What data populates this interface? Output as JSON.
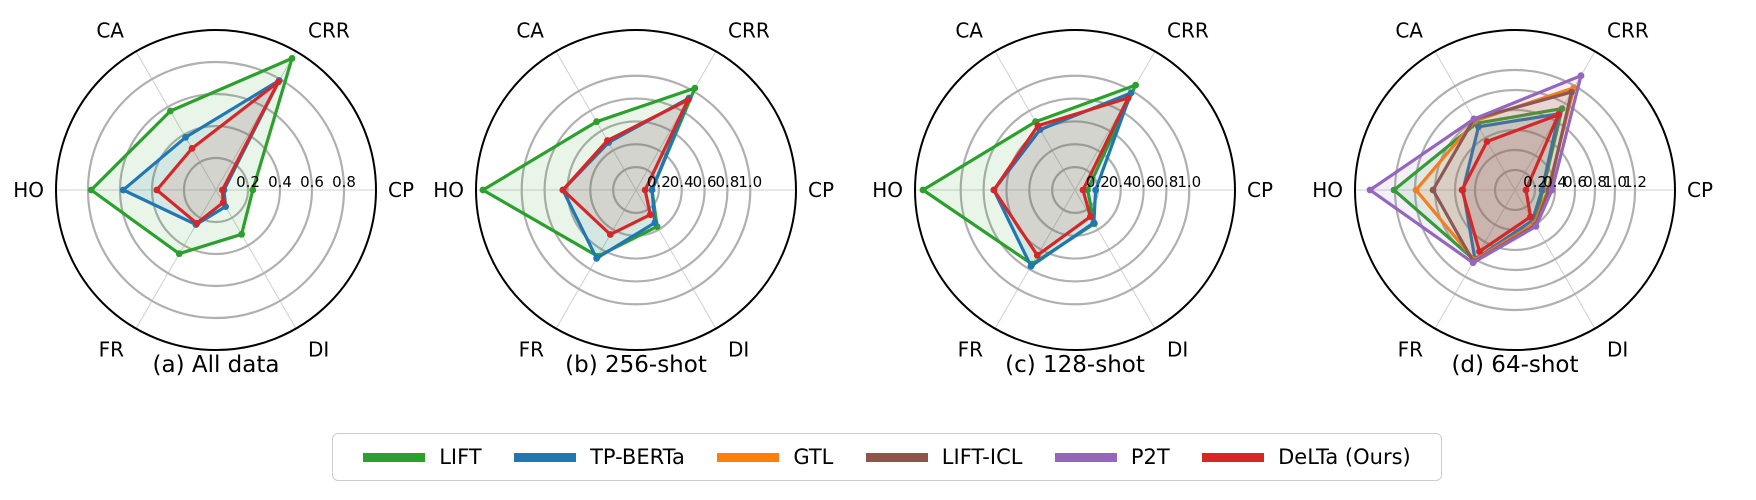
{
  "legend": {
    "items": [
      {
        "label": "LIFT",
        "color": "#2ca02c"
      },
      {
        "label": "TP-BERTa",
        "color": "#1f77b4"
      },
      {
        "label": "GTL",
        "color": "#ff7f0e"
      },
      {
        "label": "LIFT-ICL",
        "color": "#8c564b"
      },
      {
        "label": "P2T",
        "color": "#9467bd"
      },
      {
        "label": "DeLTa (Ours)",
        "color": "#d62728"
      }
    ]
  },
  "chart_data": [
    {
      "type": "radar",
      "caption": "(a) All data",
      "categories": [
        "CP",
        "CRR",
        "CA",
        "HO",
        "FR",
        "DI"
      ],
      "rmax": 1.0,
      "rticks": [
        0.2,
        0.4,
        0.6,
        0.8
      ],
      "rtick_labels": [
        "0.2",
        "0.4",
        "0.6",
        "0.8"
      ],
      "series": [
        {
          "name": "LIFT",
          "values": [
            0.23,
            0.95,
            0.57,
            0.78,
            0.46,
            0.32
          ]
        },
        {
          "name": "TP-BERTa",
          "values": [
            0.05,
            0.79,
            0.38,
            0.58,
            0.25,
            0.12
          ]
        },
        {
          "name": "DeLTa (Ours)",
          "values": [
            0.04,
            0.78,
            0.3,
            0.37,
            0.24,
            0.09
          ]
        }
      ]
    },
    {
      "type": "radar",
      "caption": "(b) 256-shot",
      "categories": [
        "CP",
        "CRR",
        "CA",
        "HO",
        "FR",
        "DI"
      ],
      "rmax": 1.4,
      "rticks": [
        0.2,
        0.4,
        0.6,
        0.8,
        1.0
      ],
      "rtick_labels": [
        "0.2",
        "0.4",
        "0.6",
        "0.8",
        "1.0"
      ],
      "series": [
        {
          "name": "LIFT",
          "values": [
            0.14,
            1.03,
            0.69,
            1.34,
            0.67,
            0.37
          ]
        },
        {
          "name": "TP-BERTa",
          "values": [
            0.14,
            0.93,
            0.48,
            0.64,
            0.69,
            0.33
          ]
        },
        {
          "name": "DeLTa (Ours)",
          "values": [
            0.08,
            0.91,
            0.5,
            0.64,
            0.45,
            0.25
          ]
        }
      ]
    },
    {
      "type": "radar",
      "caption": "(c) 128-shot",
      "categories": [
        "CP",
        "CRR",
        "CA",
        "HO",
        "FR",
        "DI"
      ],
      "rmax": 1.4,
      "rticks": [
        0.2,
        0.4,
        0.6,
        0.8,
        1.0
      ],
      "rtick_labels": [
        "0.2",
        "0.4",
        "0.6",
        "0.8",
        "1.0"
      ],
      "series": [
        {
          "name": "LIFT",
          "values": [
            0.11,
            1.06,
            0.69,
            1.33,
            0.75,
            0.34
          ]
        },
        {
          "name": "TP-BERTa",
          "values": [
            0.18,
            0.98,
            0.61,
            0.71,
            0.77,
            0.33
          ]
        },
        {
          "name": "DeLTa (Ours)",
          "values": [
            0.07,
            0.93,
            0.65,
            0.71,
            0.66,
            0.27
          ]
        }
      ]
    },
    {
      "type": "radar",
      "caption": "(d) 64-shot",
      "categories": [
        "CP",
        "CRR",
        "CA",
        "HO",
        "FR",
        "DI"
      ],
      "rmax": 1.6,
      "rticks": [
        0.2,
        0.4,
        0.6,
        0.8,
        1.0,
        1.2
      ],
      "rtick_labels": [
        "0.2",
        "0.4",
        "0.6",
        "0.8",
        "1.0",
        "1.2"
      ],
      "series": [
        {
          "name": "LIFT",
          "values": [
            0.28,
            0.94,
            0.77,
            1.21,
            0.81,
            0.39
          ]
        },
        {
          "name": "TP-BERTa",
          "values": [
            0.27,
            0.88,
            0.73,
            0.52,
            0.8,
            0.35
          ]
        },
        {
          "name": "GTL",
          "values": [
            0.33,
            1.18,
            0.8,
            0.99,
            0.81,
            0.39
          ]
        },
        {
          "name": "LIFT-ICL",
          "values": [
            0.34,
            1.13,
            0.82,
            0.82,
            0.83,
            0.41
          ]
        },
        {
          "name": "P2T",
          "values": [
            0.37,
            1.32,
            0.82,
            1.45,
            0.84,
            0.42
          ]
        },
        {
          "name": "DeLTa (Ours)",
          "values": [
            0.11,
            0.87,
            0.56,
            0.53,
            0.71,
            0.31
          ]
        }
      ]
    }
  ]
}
::::::::::
» **DIRECTIONS**
Repeat the records above exactly, leaving out the pictures.

» **REPLY TO THE EXERCISE**
What data populates this interface? Output as JSON.
{
  "legend": {
    "items": [
      {
        "label": "LIFT",
        "color": "#2ca02c"
      },
      {
        "label": "TP-BERTa",
        "color": "#1f77b4"
      },
      {
        "label": "GTL",
        "color": "#ff7f0e"
      },
      {
        "label": "LIFT-ICL",
        "color": "#8c564b"
      },
      {
        "label": "P2T",
        "color": "#9467bd"
      },
      {
        "label": "DeLTa (Ours)",
        "color": "#d62728"
      }
    ]
  },
  "chart_data": [
    {
      "type": "radar",
      "caption": "(a) All data",
      "categories": [
        "CP",
        "CRR",
        "CA",
        "HO",
        "FR",
        "DI"
      ],
      "rmax": 1.0,
      "rticks": [
        0.2,
        0.4,
        0.6,
        0.8
      ],
      "rtick_labels": [
        "0.2",
        "0.4",
        "0.6",
        "0.8"
      ],
      "series": [
        {
          "name": "LIFT",
          "values": [
            0.23,
            0.95,
            0.57,
            0.78,
            0.46,
            0.32
          ]
        },
        {
          "name": "TP-BERTa",
          "values": [
            0.05,
            0.79,
            0.38,
            0.58,
            0.25,
            0.12
          ]
        },
        {
          "name": "DeLTa (Ours)",
          "values": [
            0.04,
            0.78,
            0.3,
            0.37,
            0.24,
            0.09
          ]
        }
      ]
    },
    {
      "type": "radar",
      "caption": "(b) 256-shot",
      "categories": [
        "CP",
        "CRR",
        "CA",
        "HO",
        "FR",
        "DI"
      ],
      "rmax": 1.4,
      "rticks": [
        0.2,
        0.4,
        0.6,
        0.8,
        1.0
      ],
      "rtick_labels": [
        "0.2",
        "0.4",
        "0.6",
        "0.8",
        "1.0"
      ],
      "series": [
        {
          "name": "LIFT",
          "values": [
            0.14,
            1.03,
            0.69,
            1.34,
            0.67,
            0.37
          ]
        },
        {
          "name": "TP-BERTa",
          "values": [
            0.14,
            0.93,
            0.48,
            0.64,
            0.69,
            0.33
          ]
        },
        {
          "name": "DeLTa (Ours)",
          "values": [
            0.08,
            0.91,
            0.5,
            0.64,
            0.45,
            0.25
          ]
        }
      ]
    },
    {
      "type": "radar",
      "caption": "(c) 128-shot",
      "categories": [
        "CP",
        "CRR",
        "CA",
        "HO",
        "FR",
        "DI"
      ],
      "rmax": 1.4,
      "rticks": [
        0.2,
        0.4,
        0.6,
        0.8,
        1.0
      ],
      "rtick_labels": [
        "0.2",
        "0.4",
        "0.6",
        "0.8",
        "1.0"
      ],
      "series": [
        {
          "name": "LIFT",
          "values": [
            0.11,
            1.06,
            0.69,
            1.33,
            0.75,
            0.34
          ]
        },
        {
          "name": "TP-BERTa",
          "values": [
            0.18,
            0.98,
            0.61,
            0.71,
            0.77,
            0.33
          ]
        },
        {
          "name": "DeLTa (Ours)",
          "values": [
            0.07,
            0.93,
            0.65,
            0.71,
            0.66,
            0.27
          ]
        }
      ]
    },
    {
      "type": "radar",
      "caption": "(d) 64-shot",
      "categories": [
        "CP",
        "CRR",
        "CA",
        "HO",
        "FR",
        "DI"
      ],
      "rmax": 1.6,
      "rticks": [
        0.2,
        0.4,
        0.6,
        0.8,
        1.0,
        1.2
      ],
      "rtick_labels": [
        "0.2",
        "0.4",
        "0.6",
        "0.8",
        "1.0",
        "1.2"
      ],
      "series": [
        {
          "name": "LIFT",
          "values": [
            0.28,
            0.94,
            0.77,
            1.21,
            0.81,
            0.39
          ]
        },
        {
          "name": "TP-BERTa",
          "values": [
            0.27,
            0.88,
            0.73,
            0.52,
            0.8,
            0.35
          ]
        },
        {
          "name": "GTL",
          "values": [
            0.33,
            1.18,
            0.8,
            0.99,
            0.81,
            0.39
          ]
        },
        {
          "name": "LIFT-ICL",
          "values": [
            0.34,
            1.13,
            0.82,
            0.82,
            0.83,
            0.41
          ]
        },
        {
          "name": "P2T",
          "values": [
            0.37,
            1.32,
            0.82,
            1.45,
            0.84,
            0.42
          ]
        },
        {
          "name": "DeLTa (Ours)",
          "values": [
            0.11,
            0.87,
            0.56,
            0.53,
            0.71,
            0.31
          ]
        }
      ]
    }
  ]
}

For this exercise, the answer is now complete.